Copy out the data exactly, leaving the pictures behind.

[Extracted data entries]
= = =
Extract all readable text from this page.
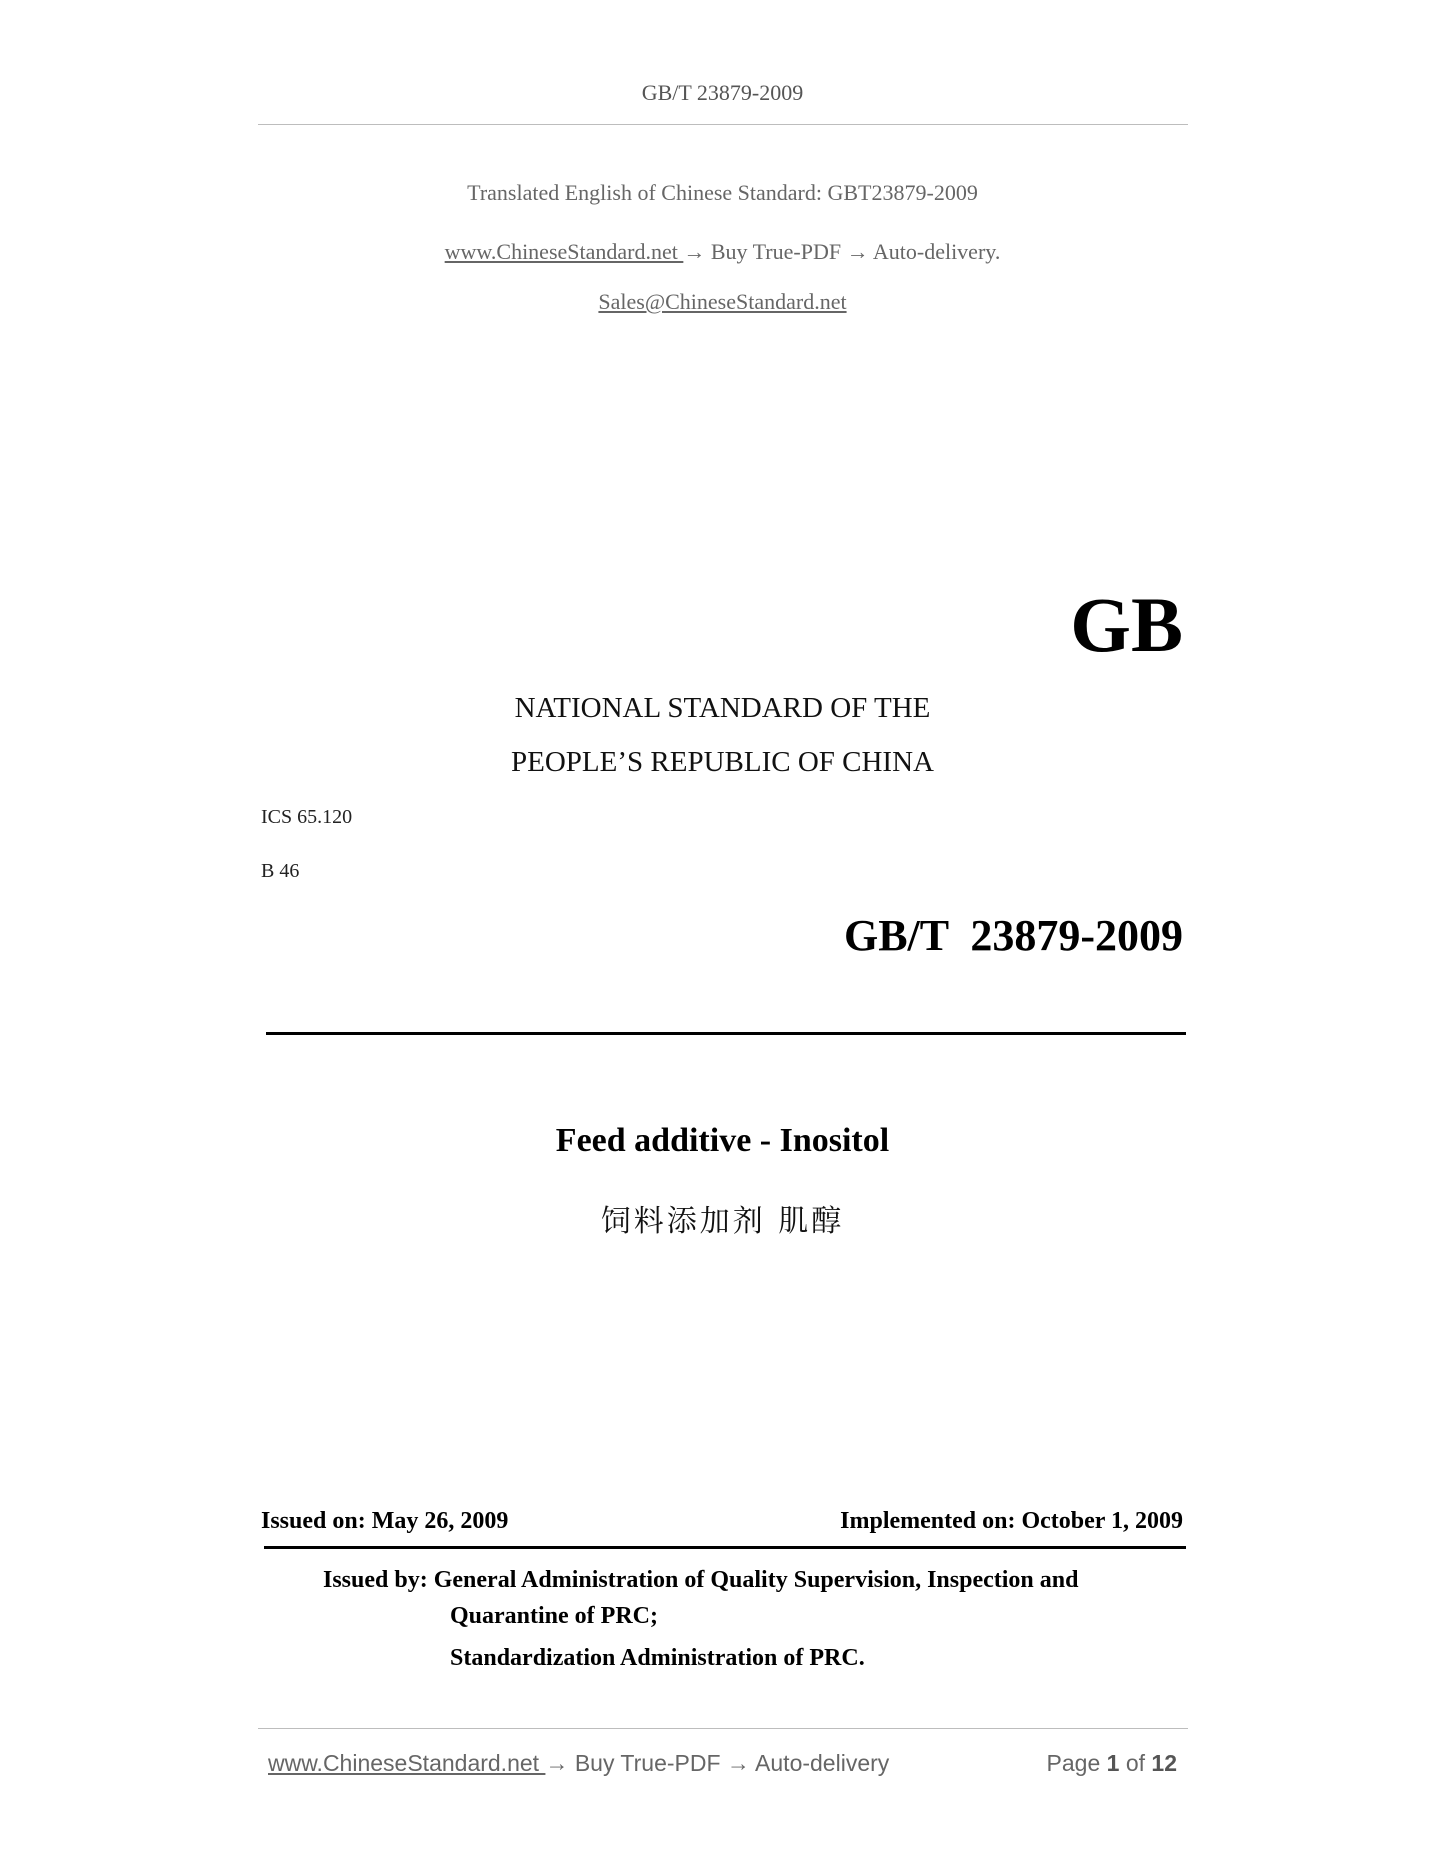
GB/T 23879-2009
Translated English of Chinese Standard: GBT23879-2009
www.ChineseStandard.net → Buy True-PDF → Auto-delivery.
Sales@ChineseStandard.net
GB
NATIONAL STANDARD OF THE
PEOPLE’S REPUBLIC OF CHINA
ICS 65.120
B 46
GB/T  23879-2009
Feed additive - Inositol
饲料添加剂 肌醇
Issued on: May 26, 2009	Implemented on: October 1, 2009
Issued by: General Administration of Quality Supervision, Inspection and
Quarantine of PRC;
Standardization Administration of PRC.
www.ChineseStandard.net → Buy True-PDF → Auto-delivery	Page 1 of 12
= = =
◆ SOLUTION FOR THIS PROBLEM
Extract all readable text from this page.
GB/T 23879-2009
Translated English of Chinese Standard: GBT23879-2009
www.ChineseStandard.net → Buy True-PDF → Auto-delivery.
Sales@ChineseStandard.net
GB
NATIONAL STANDARD OF THE
PEOPLE’S REPUBLIC OF CHINA
ICS 65.120
B 46
GB/T  23879-2009
Feed additive - Inositol
饲料添加剂 肌醇
Issued on: May 26, 2009	Implemented on: October 1, 2009
Issued by: General Administration of Quality Supervision, Inspection and
Quarantine of PRC;
Standardization Administration of PRC.
www.ChineseStandard.net → Buy True-PDF → Auto-delivery	Page 1 of 12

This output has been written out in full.